===== Trecho do texto =====
Eu penso muito na morte. Muitas vezes não penso no como, não crio cenários, só penso na afirmação da morte de alguém. Tal pessoa irá morrer... e como um Deus todo poderoso eu lanço o dilúvio...
Mas com o tempo comecei a imaginar situações de morte. Um ônibus passando na ponte, ele cai. Eu tento salvar as pessoas inutilmente e morro afogada. Eu andando pela rua, um carro passa por cima de qualquer objeto, e esse objeto me atinge na cabeça.  Sangro até a morte.

De uns tempos pra cá comecei a aceitar de vez isso. Assumi com menos peso. Hoje penso que quando afirmo a morte é porque quero é afirmar a vida. Penso no contrário pra enganar a morte. Ai ela desvia seu percurso e desiste. Desiste de passar a mão em mim, desiste de passar as mãos na minha mãe quando ela tentar se matar com os seus remédios. Penso que dessa forma salvo minha mãe das suas tentativas afirmativas de morte... e afinal a gente morre um tanto de vez por dia sem saber... não tenho mais medo da morte, não tenho mais culpa. 

domingo, 16 de setembro de 2012

nessa vida eu quero transitar, mas também quero permanecer. nem que seja só por instantes. porque senão ás informações se dissolvem com o tempo e o corpo perde a experiência. eu preciso permanecer no instante, e assim quem sabe ventar. é assim que sei viver. é um permanecimento diluído  fragmentário soluto. não sei só transitar sem nada levar. nem que seja a dislexia que me assombra o esqueleto axial. tem que se estar para ir. senão não é verdadeiro, mesmo que verdadeiro seja um ponto de vista. e pontes de vista existem a cada curva de gente. e gente é mundo de gente todo dia.  
papéis, papéis, papéis... muitos deles jogando no chão. bonecas dilaceradas, encerradas, sem pernas, sem cabeças, sem um corpo por inteiro. ou já seria aquela desordem a inteireza de anne sexton? eu olhava pra aquele emaranhado de  falas rabiscadas, marcadas, cuspidas e senti uma euforia de súbito... o desconhecido me rondava como felino que é.
=====
Instrução 1.
Enumere todas as características atribuídas às bonecas no trecho.
===== Materiais do exercício =====
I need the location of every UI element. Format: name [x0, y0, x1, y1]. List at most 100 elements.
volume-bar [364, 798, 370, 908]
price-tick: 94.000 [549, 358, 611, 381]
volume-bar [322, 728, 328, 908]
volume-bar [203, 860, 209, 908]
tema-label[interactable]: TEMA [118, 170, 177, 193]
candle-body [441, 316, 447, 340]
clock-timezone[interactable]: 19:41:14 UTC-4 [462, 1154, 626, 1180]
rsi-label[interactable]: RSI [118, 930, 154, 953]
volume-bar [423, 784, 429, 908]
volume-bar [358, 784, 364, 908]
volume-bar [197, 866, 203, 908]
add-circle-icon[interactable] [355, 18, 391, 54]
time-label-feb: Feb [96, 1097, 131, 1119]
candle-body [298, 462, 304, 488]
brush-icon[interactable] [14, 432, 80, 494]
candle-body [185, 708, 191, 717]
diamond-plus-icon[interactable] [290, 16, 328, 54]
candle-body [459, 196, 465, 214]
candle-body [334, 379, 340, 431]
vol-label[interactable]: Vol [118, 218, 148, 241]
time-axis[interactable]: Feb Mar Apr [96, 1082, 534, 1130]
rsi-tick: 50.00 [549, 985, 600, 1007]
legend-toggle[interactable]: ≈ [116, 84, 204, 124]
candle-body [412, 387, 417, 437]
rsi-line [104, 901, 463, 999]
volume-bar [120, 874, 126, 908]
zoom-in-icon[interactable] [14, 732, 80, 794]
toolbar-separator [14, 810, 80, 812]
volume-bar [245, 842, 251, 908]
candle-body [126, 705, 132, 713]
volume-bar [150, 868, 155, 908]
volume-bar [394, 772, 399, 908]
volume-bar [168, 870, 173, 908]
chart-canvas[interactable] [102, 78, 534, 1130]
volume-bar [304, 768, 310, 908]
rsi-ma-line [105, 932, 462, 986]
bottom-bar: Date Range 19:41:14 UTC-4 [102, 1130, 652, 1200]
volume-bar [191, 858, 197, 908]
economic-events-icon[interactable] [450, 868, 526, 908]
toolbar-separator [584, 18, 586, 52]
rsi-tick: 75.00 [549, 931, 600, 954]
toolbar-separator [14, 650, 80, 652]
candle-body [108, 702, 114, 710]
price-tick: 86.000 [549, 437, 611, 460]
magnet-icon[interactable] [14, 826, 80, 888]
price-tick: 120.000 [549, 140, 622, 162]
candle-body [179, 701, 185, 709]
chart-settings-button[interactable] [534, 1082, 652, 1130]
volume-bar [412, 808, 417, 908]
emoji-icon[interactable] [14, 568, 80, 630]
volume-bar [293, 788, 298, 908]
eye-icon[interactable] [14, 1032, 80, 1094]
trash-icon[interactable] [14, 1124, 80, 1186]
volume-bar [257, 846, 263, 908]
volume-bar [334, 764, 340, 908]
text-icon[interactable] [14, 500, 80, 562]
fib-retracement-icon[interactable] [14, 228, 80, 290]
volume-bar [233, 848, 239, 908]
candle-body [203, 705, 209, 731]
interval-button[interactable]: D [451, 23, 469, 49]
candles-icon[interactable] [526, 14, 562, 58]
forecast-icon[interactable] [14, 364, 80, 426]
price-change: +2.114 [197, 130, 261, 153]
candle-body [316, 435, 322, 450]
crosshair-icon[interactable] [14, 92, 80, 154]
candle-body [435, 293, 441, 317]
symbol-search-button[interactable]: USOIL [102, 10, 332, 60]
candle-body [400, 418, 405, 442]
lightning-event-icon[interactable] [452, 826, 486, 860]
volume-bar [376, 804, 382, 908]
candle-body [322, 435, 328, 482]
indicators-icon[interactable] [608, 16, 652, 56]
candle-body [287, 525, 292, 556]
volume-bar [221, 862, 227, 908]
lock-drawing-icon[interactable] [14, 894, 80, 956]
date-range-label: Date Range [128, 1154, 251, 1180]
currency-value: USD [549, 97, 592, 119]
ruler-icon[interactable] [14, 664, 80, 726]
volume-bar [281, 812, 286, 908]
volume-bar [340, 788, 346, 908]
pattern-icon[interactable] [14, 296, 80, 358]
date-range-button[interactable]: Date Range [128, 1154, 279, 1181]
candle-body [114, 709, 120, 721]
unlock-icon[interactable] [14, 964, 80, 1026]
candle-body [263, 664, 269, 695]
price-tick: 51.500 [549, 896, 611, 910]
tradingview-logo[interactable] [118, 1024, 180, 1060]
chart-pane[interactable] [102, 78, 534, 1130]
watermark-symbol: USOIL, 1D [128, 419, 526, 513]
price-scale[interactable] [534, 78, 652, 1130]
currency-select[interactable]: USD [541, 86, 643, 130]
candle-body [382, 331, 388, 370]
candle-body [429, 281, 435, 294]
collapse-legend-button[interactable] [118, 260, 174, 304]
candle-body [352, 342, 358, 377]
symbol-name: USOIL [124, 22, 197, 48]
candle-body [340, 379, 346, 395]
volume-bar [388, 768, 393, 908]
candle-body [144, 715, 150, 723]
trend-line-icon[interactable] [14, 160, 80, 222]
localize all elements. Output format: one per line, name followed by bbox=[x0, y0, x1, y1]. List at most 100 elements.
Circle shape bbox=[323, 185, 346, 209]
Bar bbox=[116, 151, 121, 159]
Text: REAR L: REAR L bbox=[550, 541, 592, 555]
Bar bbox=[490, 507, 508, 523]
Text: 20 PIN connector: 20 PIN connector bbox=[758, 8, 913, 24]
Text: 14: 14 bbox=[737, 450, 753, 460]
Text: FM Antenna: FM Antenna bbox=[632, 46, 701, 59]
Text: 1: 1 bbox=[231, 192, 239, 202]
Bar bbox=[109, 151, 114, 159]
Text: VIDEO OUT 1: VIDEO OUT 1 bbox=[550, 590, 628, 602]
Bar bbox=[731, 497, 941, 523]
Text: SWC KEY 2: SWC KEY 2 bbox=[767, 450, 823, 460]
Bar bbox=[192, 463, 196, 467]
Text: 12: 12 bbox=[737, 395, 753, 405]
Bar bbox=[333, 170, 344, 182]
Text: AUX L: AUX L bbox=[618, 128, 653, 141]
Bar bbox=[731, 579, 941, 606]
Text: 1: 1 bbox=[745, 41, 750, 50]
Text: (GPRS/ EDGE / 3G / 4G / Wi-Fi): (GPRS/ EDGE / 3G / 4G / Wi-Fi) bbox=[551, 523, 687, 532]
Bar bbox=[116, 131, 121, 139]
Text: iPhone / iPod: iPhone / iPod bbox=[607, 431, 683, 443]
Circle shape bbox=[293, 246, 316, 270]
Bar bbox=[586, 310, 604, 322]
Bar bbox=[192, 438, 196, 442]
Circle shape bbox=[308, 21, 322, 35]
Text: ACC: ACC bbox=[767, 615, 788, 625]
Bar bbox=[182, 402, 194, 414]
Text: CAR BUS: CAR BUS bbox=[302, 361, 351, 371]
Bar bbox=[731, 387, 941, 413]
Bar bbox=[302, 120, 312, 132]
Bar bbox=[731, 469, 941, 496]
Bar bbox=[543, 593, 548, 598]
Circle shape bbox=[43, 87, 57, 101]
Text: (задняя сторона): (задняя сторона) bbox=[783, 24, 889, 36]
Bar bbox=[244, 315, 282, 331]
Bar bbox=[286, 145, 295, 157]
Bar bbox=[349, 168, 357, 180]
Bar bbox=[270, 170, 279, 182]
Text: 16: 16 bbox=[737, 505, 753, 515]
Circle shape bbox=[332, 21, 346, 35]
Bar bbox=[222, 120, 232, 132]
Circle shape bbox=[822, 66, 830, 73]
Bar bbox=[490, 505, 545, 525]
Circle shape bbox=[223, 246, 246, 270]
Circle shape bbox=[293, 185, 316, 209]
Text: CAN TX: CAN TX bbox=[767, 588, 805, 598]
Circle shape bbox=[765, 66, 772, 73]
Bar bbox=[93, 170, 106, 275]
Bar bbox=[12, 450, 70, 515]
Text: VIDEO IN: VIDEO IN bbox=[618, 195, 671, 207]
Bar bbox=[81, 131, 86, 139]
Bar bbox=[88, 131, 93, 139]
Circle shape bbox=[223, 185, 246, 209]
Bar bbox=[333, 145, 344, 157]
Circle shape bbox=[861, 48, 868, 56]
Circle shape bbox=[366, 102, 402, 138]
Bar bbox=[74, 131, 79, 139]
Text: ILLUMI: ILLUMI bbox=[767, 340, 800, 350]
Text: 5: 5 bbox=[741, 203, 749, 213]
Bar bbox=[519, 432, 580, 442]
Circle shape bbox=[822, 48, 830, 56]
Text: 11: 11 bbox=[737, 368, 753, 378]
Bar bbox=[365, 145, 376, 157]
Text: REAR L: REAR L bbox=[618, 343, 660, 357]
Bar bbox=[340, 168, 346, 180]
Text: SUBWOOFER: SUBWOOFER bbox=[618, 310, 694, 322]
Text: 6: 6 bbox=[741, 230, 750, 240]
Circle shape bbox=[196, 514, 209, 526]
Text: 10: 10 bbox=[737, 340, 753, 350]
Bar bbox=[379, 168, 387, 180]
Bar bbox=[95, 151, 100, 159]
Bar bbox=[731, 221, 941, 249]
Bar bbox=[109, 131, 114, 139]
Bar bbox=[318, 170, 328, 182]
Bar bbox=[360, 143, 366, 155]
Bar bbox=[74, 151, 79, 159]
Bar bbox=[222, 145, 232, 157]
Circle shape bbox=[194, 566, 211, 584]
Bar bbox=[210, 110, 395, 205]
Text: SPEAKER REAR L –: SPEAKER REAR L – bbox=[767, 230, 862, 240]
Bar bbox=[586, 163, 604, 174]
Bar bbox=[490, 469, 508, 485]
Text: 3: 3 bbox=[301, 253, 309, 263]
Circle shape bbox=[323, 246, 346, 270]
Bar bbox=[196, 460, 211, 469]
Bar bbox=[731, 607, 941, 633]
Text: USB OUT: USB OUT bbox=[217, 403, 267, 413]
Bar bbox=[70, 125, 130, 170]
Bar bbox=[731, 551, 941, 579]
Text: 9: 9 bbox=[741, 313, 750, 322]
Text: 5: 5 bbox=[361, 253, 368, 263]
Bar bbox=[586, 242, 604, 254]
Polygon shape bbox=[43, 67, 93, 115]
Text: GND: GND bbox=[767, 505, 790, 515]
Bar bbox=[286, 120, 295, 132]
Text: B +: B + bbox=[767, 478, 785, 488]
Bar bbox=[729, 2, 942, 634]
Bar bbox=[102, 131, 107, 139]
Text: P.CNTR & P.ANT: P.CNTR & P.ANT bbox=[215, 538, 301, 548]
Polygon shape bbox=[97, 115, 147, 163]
=====
Instrução 2.
Reproduza fielmente as linhas da listagem, começando pela primeira e parando após a linha que contém "clock-timezone[interactable]: 19:41:14 UTC-4".

Resolução do exercício 1.
dilaceradas, encerradas, sem pernas, sem cabeças, sem um corpo por inteiro

Resolução do exercício 2.
I need the location of every UI element. Format: name [x0, y0, x1, y1]. List at most 100 elements.
volume-bar [364, 798, 370, 908]
price-tick: 94.000 [549, 358, 611, 381]
volume-bar [322, 728, 328, 908]
volume-bar [203, 860, 209, 908]
tema-label[interactable]: TEMA [118, 170, 177, 193]
candle-body [441, 316, 447, 340]
clock-timezone[interactable]: 19:41:14 UTC-4 [462, 1154, 626, 1180]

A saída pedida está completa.